## DIRECTIVE
Give every entry again, word for word.

## ENTRIES PROVIDED

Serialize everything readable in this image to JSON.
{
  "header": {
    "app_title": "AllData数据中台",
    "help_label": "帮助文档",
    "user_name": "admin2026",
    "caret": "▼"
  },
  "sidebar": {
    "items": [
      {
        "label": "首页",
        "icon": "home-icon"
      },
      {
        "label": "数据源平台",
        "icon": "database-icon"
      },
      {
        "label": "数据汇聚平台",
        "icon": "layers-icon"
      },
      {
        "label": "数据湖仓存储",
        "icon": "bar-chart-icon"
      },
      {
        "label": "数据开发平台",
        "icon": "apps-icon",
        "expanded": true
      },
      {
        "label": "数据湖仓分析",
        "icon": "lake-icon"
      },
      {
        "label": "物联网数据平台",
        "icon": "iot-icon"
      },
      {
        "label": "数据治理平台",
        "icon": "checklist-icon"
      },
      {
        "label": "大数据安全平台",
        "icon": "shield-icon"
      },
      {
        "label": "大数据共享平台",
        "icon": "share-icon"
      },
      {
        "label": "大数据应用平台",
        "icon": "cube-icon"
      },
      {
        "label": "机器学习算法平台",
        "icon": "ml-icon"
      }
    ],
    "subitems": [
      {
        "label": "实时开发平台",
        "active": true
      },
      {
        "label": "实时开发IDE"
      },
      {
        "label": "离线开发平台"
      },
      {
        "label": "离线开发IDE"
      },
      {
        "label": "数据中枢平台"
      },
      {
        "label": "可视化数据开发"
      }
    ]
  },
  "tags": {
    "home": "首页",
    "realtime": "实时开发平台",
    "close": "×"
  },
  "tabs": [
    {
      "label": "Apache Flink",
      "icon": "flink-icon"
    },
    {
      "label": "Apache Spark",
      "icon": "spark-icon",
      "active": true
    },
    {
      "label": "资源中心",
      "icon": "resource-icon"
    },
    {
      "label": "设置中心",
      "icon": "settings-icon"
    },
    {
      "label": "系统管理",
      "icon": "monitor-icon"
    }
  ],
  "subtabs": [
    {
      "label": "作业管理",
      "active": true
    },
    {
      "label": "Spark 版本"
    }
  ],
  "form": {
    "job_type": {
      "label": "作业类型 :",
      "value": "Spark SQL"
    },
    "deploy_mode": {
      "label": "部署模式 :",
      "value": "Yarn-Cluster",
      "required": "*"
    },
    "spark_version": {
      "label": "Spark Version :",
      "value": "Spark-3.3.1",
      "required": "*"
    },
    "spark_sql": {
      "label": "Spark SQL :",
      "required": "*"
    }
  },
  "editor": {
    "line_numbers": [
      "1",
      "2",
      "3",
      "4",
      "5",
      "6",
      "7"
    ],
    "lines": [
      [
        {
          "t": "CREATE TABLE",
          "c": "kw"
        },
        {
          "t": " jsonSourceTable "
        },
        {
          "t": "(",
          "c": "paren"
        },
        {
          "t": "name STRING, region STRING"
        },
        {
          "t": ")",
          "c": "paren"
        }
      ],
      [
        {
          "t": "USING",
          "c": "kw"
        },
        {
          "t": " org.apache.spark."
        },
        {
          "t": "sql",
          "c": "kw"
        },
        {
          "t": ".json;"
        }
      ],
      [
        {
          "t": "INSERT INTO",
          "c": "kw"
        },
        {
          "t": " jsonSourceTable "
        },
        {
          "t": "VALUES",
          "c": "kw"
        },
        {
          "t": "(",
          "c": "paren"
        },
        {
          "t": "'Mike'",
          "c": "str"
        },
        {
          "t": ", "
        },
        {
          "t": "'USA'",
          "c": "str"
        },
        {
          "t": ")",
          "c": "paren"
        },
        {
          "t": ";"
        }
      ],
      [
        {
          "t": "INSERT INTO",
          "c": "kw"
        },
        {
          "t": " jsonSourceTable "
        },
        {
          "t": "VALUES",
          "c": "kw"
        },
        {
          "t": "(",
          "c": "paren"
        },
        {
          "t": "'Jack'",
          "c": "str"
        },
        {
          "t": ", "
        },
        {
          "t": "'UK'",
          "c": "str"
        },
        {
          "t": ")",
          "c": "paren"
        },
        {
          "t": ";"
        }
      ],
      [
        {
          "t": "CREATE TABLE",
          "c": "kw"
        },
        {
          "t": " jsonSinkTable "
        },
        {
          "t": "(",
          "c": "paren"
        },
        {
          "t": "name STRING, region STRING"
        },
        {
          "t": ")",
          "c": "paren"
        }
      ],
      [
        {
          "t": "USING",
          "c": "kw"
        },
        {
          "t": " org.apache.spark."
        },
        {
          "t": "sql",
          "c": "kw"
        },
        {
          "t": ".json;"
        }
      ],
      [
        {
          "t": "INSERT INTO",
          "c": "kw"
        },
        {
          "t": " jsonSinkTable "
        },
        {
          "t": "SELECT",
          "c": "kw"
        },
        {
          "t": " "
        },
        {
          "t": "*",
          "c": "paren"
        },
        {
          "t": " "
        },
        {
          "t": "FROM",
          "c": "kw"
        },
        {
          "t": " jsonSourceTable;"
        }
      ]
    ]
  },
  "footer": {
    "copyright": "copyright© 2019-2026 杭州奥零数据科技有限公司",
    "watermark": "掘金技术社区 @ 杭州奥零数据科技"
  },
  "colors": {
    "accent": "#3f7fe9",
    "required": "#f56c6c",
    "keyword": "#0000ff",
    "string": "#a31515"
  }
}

## THE REPLY
Serialize everything readable in this image to JSON.
{
  "header": {
    "app_title": "AllData数据中台",
    "help_label": "帮助文档",
    "user_name": "admin2026",
    "caret": "▼"
  },
  "sidebar": {
    "items": [
      {
        "label": "首页",
        "icon": "home-icon"
      },
      {
        "label": "数据源平台",
        "icon": "database-icon"
      },
      {
        "label": "数据汇聚平台",
        "icon": "layers-icon"
      },
      {
        "label": "数据湖仓存储",
        "icon": "bar-chart-icon"
      },
      {
        "label": "数据开发平台",
        "icon": "apps-icon",
        "expanded": true
      },
      {
        "label": "数据湖仓分析",
        "icon": "lake-icon"
      },
      {
        "label": "物联网数据平台",
        "icon": "iot-icon"
      },
      {
        "label": "数据治理平台",
        "icon": "checklist-icon"
      },
      {
        "label": "大数据安全平台",
        "icon": "shield-icon"
      },
      {
        "label": "大数据共享平台",
        "icon": "share-icon"
      },
      {
        "label": "大数据应用平台",
        "icon": "cube-icon"
      },
      {
        "label": "机器学习算法平台",
        "icon": "ml-icon"
      }
    ],
    "subitems": [
      {
        "label": "实时开发平台",
        "active": true
      },
      {
        "label": "实时开发IDE"
      },
      {
        "label": "离线开发平台"
      },
      {
        "label": "离线开发IDE"
      },
      {
        "label": "数据中枢平台"
      },
      {
        "label": "可视化数据开发"
      }
    ]
  },
  "tags": {
    "home": "首页",
    "realtime": "实时开发平台",
    "close": "×"
  },
  "tabs": [
    {
      "label": "Apache Flink",
      "icon": "flink-icon"
    },
    {
      "label": "Apache Spark",
      "icon": "spark-icon",
      "active": true
    },
    {
      "label": "资源中心",
      "icon": "resource-icon"
    },
    {
      "label": "设置中心",
      "icon": "settings-icon"
    },
    {
      "label": "系统管理",
      "icon": "monitor-icon"
    }
  ],
  "subtabs": [
    {
      "label": "作业管理",
      "active": true
    },
    {
      "label": "Spark 版本"
    }
  ],
  "form": {
    "job_type": {
      "label": "作业类型 :",
      "value": "Spark SQL"
    },
    "deploy_mode": {
      "label": "部署模式 :",
      "value": "Yarn-Cluster",
      "required": "*"
    },
    "spark_version": {
      "label": "Spark Version :",
      "value": "Spark-3.3.1",
      "required": "*"
    },
    "spark_sql": {
      "label": "Spark SQL :",
      "required": "*"
    }
  },
  "editor": {
    "line_numbers": [
      "1",
      "2",
      "3",
      "4",
      "5",
      "6",
      "7"
    ],
    "lines": [
      [
        {
          "t": "CREATE TABLE",
          "c": "kw"
        },
        {
          "t": " jsonSourceTable "
        },
        {
          "t": "(",
          "c": "paren"
        },
        {
          "t": "name STRING, region STRING"
        },
        {
          "t": ")",
          "c": "paren"
        }
      ],
      [
        {
          "t": "USING",
          "c": "kw"
        },
        {
          "t": " org.apache.spark."
        },
        {
          "t": "sql",
          "c": "kw"
        },
        {
          "t": ".json;"
        }
      ],
      [
        {
          "t": "INSERT INTO",
          "c": "kw"
        },
        {
          "t": " jsonSourceTable "
        },
        {
          "t": "VALUES",
          "c": "kw"
        },
        {
          "t": "(",
          "c": "paren"
        },
        {
          "t": "'Mike'",
          "c": "str"
        },
        {
          "t": ", "
        },
        {
          "t": "'USA'",
          "c": "str"
        },
        {
          "t": ")",
          "c": "paren"
        },
        {
          "t": ";"
        }
      ],
      [
        {
          "t": "INSERT INTO",
          "c": "kw"
        },
        {
          "t": " jsonSourceTable "
        },
        {
          "t": "VALUES",
          "c": "kw"
        },
        {
          "t": "(",
          "c": "paren"
        },
        {
          "t": "'Jack'",
          "c": "str"
        },
        {
          "t": ", "
        },
        {
          "t": "'UK'",
          "c": "str"
        },
        {
          "t": ")",
          "c": "paren"
        },
        {
          "t": ";"
        }
      ],
      [
        {
          "t": "CREATE TABLE",
          "c": "kw"
        },
        {
          "t": " jsonSinkTable "
        },
        {
          "t": "(",
          "c": "paren"
        },
        {
          "t": "name STRING, region STRING"
        },
        {
          "t": ")",
          "c": "paren"
        }
      ],
      [
        {
          "t": "USING",
          "c": "kw"
        },
        {
          "t": " org.apache.spark."
        },
        {
          "t": "sql",
          "c": "kw"
        },
        {
          "t": ".json;"
        }
      ],
      [
        {
          "t": "INSERT INTO",
          "c": "kw"
        },
        {
          "t": " jsonSinkTable "
        },
        {
          "t": "SELECT",
          "c": "kw"
        },
        {
          "t": " "
        },
        {
          "t": "*",
          "c": "paren"
        },
        {
          "t": " "
        },
        {
          "t": "FROM",
          "c": "kw"
        },
        {
          "t": " jsonSourceTable;"
        }
      ]
    ]
  },
  "footer": {
    "copyright": "copyright© 2019-2026 杭州奥零数据科技有限公司",
    "watermark": "掘金技术社区 @ 杭州奥零数据科技"
  },
  "colors": {
    "accent": "#3f7fe9",
    "required": "#f56c6c",
    "keyword": "#0000ff",
    "string": "#a31515"
  }
}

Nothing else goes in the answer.